• [Short exercise]
Print every line of the listing exactly, please.

————————

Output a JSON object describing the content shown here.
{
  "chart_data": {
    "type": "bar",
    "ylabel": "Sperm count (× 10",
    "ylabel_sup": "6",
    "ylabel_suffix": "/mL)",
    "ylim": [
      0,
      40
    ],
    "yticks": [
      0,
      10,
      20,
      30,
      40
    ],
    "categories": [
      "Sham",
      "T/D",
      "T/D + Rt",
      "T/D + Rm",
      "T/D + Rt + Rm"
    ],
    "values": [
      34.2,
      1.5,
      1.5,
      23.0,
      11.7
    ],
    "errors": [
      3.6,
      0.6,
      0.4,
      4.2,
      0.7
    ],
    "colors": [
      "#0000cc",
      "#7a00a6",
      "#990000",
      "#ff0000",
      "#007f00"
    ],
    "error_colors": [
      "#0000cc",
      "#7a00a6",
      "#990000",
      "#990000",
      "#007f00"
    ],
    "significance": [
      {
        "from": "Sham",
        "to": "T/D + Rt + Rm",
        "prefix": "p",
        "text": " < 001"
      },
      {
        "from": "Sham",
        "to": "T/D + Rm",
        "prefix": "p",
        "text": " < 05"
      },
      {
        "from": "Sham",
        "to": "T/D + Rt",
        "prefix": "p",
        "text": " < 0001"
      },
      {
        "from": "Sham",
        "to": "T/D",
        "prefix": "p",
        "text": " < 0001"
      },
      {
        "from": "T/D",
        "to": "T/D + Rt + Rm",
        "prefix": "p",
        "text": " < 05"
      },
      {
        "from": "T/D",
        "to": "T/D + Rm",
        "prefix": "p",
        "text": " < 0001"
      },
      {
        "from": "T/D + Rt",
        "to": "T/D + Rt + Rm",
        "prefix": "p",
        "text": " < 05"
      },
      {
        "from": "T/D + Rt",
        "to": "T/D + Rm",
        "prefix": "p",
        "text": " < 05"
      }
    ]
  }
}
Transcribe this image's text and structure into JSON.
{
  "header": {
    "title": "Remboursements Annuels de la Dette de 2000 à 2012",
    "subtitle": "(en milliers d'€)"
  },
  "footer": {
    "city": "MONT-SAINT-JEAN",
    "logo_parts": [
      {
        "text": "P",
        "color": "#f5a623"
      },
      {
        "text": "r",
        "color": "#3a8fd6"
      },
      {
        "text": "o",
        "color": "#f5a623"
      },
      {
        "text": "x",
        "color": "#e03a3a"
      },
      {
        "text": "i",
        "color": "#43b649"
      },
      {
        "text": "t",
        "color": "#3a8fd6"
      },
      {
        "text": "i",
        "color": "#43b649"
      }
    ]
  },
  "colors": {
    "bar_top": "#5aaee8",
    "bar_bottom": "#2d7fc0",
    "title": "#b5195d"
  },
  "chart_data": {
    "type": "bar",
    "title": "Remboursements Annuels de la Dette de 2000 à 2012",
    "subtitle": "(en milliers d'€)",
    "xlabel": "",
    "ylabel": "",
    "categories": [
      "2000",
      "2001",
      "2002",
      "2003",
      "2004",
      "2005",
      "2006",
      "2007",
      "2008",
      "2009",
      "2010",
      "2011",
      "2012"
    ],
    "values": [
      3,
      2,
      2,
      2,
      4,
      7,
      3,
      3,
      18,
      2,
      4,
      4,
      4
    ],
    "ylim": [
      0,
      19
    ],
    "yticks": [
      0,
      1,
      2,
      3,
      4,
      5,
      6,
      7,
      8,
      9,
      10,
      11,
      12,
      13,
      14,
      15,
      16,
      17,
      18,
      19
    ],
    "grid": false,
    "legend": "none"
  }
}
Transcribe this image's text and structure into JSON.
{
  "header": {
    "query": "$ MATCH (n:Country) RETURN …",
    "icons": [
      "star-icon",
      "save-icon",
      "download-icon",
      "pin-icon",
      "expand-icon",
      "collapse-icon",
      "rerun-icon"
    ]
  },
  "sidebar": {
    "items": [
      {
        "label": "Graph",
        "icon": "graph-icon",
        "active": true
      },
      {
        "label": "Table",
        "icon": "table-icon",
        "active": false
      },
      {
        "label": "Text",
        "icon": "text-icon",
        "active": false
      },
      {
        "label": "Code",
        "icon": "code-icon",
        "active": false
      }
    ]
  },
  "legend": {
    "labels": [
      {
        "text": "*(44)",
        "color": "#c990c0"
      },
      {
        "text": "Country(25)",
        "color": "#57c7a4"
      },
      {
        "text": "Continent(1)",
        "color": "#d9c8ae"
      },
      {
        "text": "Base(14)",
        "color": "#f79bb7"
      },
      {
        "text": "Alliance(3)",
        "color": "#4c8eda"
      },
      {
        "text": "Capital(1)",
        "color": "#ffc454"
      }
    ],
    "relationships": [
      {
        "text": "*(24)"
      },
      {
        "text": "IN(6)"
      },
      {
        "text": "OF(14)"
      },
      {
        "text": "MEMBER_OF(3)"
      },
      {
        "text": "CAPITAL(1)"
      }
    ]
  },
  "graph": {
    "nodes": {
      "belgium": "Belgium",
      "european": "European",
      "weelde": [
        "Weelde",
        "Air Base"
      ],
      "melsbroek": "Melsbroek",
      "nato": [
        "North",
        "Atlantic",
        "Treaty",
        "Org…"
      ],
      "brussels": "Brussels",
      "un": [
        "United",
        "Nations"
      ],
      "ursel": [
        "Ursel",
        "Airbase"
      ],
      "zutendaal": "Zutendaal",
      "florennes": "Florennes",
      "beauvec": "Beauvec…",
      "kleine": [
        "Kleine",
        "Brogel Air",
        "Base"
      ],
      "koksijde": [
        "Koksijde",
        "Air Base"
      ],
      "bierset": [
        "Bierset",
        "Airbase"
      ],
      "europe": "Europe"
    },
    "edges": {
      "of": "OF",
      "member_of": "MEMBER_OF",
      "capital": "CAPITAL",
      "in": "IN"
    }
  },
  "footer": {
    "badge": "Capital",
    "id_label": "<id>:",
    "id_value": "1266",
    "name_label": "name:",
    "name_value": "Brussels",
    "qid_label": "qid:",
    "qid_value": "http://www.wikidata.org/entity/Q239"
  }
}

————————

• [Result of this task]
Output a JSON object describing the content shown here.
{
  "chart_data": {
    "type": "bar",
    "ylabel": "Sperm count (× 10",
    "ylabel_sup": "6",
    "ylabel_suffix": "/mL)",
    "ylim": [
      0,
      40
    ],
    "yticks": [
      0,
      10,
      20,
      30,
      40
    ],
    "categories": [
      "Sham",
      "T/D",
      "T/D + Rt",
      "T/D + Rm",
      "T/D + Rt + Rm"
    ],
    "values": [
      34.2,
      1.5,
      1.5,
      23.0,
      11.7
    ],
    "errors": [
      3.6,
      0.6,
      0.4,
      4.2,
      0.7
    ],
    "colors": [
      "#0000cc",
      "#7a00a6",
      "#990000",
      "#ff0000",
      "#007f00"
    ],
    "error_colors": [
      "#0000cc",
      "#7a00a6",
      "#990000",
      "#990000",
      "#007f00"
    ],
    "significance": [
      {
        "from": "Sham",
        "to": "T/D + Rt + Rm",
        "prefix": "p",
        "text": " < 001"
      },
      {
        "from": "Sham",
        "to": "T/D + Rm",
        "prefix": "p",
        "text": " < 05"
      },
      {
        "from": "Sham",
        "to": "T/D + Rt",
        "prefix": "p",
        "text": " < 0001"
      },
      {
        "from": "Sham",
        "to": "T/D",
        "prefix": "p",
        "text": " < 0001"
      },
      {
        "from": "T/D",
        "to": "T/D + Rt + Rm",
        "prefix": "p",
        "text": " < 05"
      },
      {
        "from": "T/D",
        "to": "T/D + Rm",
        "prefix": "p",
        "text": " < 0001"
      },
      {
        "from": "T/D + Rt",
        "to": "T/D + Rt + Rm",
        "prefix": "p",
        "text": " < 05"
      },
      {
        "from": "T/D + Rt",
        "to": "T/D + Rm",
        "prefix": "p",
        "text": " < 05"
      }
    ]
  }
}
Transcribe this image's text and structure into JSON.
{
  "header": {
    "title": "Remboursements Annuels de la Dette de 2000 à 2012",
    "subtitle": "(en milliers d'€)"
  },
  "footer": {
    "city": "MONT-SAINT-JEAN",
    "logo_parts": [
      {
        "text": "P",
        "color": "#f5a623"
      },
      {
        "text": "r",
        "color": "#3a8fd6"
      },
      {
        "text": "o",
        "color": "#f5a623"
      },
      {
        "text": "x",
        "color": "#e03a3a"
      },
      {
        "text": "i",
        "color": "#43b649"
      },
      {
        "text": "t",
        "color": "#3a8fd6"
      },
      {
        "text": "i",
        "color": "#43b649"
      }
    ]
  },
  "colors": {
    "bar_top": "#5aaee8",
    "bar_bottom": "#2d7fc0",
    "title": "#b5195d"
  },
  "chart_data": {
    "type": "bar",
    "title": "Remboursements Annuels de la Dette de 2000 à 2012",
    "subtitle": "(en milliers d'€)",
    "xlabel": "",
    "ylabel": "",
    "categories": [
      "2000",
      "2001",
      "2002",
      "2003",
      "2004",
      "2005",
      "2006",
      "2007",
      "2008",
      "2009",
      "2010",
      "2011",
      "2012"
    ],
    "values": [
      3,
      2,
      2,
      2,
      4,
      7,
      3,
      3,
      18,
      2,
      4,
      4,
      4
    ],
    "ylim": [
      0,
      19
    ],
    "yticks": [
      0,
      1,
      2,
      3,
      4,
      5,
      6,
      7,
      8,
      9,
      10,
      11,
      12,
      13,
      14,
      15,
      16,
      17,
      18,
      19
    ],
    "grid": false,
    "legend": "none"
  }
}
Transcribe this image's text and structure into JSON.
{
  "header": {
    "query": "$ MATCH (n:Country) RETURN …",
    "icons": [
      "star-icon",
      "save-icon",
      "download-icon",
      "pin-icon",
      "expand-icon",
      "collapse-icon",
      "rerun-icon"
    ]
  },
  "sidebar": {
    "items": [
      {
        "label": "Graph",
        "icon": "graph-icon",
        "active": true
      },
      {
        "label": "Table",
        "icon": "table-icon",
        "active": false
      },
      {
        "label": "Text",
        "icon": "text-icon",
        "active": false
      },
      {
        "label": "Code",
        "icon": "code-icon",
        "active": false
      }
    ]
  },
  "legend": {
    "labels": [
      {
        "text": "*(44)",
        "color": "#c990c0"
      },
      {
        "text": "Country(25)",
        "color": "#57c7a4"
      },
      {
        "text": "Continent(1)",
        "color": "#d9c8ae"
      },
      {
        "text": "Base(14)",
        "color": "#f79bb7"
      },
      {
        "text": "Alliance(3)",
        "color": "#4c8eda"
      },
      {
        "text": "Capital(1)",
        "color": "#ffc454"
      }
    ],
    "relationships": [
      {
        "text": "*(24)"
      },
      {
        "text": "IN(6)"
      },
      {
        "text": "OF(14)"
      },
      {
        "text": "MEMBER_OF(3)"
      },
      {
        "text": "CAPITAL(1)"
      }
    ]
  },
  "graph": {
    "nodes": {
      "belgium": "Belgium",
      "european": "European",
      "weelde": [
        "Weelde",
        "Air Base"
      ],
      "melsbroek": "Melsbroek",
      "nato": [
        "North",
        "Atlantic",
        "Treaty",
        "Org…"
      ],
      "brussels": "Brussels",
      "un": [
        "United",
        "Nations"
      ],
      "ursel": [
        "Ursel",
        "Airbase"
      ],
      "zutendaal": "Zutendaal",
      "florennes": "Florennes",
      "beauvec": "Beauvec…",
      "kleine": [
        "Kleine",
        "Brogel Air",
        "Base"
      ],
      "koksijde": [
        "Koksijde",
        "Air Base"
      ],
      "bierset": [
        "Bierset",
        "Airbase"
      ],
      "europe": "Europe"
    },
    "edges": {
      "of": "OF",
      "member_of": "MEMBER_OF",
      "capital": "CAPITAL",
      "in": "IN"
    }
  },
  "footer": {
    "badge": "Capital",
    "id_label": "<id>:",
    "id_value": "1266",
    "name_label": "name:",
    "name_value": "Brussels",
    "qid_label": "qid:",
    "qid_value": "http://www.wikidata.org/entity/Q239"
  }
}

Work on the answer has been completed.